▸ **TASK TO COMPLETE**: Find how many lines in the data below mention "slope". Give the number only.
-------- INPUT FOR THIS TASK
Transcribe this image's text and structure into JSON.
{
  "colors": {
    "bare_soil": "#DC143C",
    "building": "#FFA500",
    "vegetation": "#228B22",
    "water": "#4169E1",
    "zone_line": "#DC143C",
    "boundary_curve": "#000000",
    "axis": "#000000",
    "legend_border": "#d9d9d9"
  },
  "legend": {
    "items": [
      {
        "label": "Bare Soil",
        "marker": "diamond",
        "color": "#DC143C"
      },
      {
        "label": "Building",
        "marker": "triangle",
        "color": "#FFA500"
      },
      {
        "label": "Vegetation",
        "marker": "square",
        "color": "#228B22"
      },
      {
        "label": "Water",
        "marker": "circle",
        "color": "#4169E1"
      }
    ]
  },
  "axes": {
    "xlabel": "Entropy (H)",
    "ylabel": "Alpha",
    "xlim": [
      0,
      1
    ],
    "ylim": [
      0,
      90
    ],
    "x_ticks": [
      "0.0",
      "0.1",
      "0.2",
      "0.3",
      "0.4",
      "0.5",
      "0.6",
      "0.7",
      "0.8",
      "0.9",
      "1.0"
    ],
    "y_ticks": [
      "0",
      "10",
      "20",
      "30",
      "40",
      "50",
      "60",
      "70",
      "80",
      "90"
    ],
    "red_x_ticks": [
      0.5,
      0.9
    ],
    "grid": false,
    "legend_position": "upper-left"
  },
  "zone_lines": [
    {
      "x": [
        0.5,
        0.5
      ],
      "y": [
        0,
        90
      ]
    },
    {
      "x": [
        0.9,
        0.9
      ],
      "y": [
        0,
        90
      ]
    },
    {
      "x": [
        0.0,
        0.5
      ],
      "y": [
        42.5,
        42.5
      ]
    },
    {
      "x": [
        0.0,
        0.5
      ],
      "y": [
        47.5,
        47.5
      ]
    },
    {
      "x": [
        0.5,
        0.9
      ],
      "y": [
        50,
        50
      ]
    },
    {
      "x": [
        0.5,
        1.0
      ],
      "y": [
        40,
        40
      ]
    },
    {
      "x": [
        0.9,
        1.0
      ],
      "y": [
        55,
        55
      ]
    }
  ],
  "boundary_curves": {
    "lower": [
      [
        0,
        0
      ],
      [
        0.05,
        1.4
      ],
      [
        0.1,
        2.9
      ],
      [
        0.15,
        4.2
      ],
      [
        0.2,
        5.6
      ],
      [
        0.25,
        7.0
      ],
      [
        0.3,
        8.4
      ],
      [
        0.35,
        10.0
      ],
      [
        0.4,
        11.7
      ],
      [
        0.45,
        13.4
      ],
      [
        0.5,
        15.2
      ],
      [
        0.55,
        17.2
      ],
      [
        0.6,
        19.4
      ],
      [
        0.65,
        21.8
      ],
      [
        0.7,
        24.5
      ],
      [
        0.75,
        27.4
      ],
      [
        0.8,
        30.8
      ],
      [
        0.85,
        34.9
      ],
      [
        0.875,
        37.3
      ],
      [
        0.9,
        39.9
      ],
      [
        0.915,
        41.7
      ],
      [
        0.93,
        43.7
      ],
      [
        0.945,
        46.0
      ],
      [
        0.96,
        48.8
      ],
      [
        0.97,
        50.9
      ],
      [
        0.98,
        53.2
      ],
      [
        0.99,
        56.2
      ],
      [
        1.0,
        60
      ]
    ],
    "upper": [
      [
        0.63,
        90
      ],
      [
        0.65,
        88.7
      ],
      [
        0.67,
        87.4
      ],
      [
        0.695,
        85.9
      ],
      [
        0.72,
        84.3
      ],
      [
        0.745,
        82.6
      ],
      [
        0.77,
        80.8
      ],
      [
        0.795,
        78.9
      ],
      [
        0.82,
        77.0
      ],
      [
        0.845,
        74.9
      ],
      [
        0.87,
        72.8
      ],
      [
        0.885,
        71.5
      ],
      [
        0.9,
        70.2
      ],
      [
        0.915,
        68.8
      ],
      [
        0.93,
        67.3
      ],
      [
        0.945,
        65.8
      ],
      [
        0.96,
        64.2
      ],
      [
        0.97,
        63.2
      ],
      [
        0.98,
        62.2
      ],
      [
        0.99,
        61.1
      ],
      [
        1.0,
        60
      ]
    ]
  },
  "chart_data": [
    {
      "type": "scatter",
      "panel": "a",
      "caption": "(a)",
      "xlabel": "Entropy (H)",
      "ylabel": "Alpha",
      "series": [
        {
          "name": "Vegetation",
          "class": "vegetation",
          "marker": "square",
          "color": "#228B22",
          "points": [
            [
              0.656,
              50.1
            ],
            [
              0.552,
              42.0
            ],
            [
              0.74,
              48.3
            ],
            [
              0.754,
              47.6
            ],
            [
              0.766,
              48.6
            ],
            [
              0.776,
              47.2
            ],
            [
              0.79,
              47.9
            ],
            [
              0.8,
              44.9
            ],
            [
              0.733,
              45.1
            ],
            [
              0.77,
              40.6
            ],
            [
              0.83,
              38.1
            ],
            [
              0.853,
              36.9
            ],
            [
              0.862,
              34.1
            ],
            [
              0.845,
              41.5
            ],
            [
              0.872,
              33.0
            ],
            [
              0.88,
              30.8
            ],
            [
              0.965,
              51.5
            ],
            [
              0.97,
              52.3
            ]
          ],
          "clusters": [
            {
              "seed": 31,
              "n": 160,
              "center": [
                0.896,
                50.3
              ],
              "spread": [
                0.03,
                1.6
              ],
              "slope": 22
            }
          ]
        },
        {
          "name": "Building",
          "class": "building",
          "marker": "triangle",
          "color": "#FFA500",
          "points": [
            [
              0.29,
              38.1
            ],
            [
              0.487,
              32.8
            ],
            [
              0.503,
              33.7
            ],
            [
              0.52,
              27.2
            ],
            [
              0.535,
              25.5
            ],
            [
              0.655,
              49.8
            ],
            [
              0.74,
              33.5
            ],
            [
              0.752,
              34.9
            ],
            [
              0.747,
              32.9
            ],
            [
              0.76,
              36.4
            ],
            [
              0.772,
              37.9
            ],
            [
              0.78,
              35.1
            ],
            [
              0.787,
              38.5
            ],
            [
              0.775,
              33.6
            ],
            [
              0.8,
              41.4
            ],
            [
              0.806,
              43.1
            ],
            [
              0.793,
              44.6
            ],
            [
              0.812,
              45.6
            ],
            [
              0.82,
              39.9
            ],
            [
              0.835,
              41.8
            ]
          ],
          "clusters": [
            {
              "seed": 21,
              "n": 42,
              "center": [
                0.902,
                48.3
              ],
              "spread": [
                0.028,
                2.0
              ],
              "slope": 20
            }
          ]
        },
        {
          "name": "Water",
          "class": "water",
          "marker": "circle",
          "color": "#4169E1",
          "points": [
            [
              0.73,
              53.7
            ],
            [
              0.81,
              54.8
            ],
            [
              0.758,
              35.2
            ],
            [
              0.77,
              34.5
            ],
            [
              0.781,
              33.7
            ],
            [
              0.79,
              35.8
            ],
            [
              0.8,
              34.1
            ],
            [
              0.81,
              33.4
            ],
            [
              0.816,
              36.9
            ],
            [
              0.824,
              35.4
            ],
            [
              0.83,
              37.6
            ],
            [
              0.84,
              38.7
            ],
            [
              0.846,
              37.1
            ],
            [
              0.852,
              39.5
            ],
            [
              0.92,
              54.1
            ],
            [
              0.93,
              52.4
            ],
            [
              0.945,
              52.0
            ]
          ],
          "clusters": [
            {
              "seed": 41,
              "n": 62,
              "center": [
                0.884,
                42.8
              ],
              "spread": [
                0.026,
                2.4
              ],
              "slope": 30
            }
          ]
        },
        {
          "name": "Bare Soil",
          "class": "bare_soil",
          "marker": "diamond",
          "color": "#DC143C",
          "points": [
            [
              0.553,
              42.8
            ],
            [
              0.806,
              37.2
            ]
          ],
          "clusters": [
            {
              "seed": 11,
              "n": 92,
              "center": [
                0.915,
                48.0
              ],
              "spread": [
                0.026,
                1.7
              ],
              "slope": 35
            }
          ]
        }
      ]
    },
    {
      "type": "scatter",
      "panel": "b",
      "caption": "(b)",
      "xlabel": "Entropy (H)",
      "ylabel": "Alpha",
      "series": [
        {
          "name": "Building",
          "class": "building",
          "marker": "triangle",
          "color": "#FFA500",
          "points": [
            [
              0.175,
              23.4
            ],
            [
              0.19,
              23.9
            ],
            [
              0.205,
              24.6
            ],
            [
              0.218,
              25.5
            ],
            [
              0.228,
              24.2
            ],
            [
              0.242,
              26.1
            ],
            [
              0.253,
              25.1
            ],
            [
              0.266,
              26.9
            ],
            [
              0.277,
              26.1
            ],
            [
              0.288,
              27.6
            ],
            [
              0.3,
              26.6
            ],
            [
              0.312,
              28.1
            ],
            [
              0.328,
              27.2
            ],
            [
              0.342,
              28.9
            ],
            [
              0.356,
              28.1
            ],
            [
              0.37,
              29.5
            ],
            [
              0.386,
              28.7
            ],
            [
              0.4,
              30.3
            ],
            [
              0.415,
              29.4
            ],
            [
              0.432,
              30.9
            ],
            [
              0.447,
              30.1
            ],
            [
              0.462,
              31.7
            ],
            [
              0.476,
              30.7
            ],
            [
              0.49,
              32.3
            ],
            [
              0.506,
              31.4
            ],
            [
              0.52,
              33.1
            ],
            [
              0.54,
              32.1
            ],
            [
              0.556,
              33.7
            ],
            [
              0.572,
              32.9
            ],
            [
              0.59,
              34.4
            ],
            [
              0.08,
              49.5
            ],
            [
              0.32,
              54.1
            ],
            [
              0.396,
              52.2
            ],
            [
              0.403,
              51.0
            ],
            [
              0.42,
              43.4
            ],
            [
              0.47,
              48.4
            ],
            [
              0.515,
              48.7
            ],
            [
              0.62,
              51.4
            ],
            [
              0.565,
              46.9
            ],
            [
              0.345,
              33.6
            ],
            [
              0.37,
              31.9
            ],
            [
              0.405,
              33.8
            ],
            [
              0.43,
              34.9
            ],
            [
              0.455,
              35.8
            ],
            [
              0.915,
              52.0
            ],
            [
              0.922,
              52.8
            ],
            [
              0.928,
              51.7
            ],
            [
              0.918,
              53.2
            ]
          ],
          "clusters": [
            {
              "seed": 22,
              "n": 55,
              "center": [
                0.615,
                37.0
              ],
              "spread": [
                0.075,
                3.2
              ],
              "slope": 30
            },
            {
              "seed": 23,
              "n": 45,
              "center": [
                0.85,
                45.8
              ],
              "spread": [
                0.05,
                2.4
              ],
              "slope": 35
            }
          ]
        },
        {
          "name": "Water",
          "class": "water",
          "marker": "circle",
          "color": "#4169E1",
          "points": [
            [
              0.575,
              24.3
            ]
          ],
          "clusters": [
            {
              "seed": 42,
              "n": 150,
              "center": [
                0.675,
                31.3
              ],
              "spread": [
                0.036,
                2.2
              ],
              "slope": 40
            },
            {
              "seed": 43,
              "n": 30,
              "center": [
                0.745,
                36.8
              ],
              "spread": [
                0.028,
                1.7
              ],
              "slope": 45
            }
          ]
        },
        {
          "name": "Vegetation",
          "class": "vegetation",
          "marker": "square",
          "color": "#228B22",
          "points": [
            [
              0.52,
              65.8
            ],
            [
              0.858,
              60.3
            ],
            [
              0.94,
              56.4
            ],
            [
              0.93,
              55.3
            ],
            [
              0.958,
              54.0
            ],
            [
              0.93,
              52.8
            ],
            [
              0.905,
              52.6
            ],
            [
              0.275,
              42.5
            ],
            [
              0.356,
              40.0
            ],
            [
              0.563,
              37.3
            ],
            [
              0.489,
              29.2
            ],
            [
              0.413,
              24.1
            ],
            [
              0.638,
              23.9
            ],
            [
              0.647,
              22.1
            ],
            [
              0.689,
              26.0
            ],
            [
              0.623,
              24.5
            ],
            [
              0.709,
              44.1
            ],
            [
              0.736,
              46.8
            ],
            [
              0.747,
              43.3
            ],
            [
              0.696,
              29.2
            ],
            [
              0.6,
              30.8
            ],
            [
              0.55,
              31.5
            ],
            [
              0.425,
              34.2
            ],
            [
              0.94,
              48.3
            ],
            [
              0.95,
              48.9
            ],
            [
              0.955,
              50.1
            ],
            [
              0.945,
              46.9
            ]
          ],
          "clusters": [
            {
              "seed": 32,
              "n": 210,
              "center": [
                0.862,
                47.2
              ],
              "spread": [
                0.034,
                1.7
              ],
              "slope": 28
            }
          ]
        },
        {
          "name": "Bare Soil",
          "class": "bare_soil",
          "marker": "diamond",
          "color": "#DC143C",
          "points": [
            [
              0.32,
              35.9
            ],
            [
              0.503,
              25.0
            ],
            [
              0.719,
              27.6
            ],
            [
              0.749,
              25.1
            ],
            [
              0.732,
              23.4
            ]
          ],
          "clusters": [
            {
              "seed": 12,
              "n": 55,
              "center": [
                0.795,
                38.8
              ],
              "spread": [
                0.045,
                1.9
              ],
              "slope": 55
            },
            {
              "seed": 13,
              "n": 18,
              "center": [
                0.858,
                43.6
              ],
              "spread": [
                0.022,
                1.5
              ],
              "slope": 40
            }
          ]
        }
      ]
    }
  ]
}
----------------
▸ **REPLY**: 11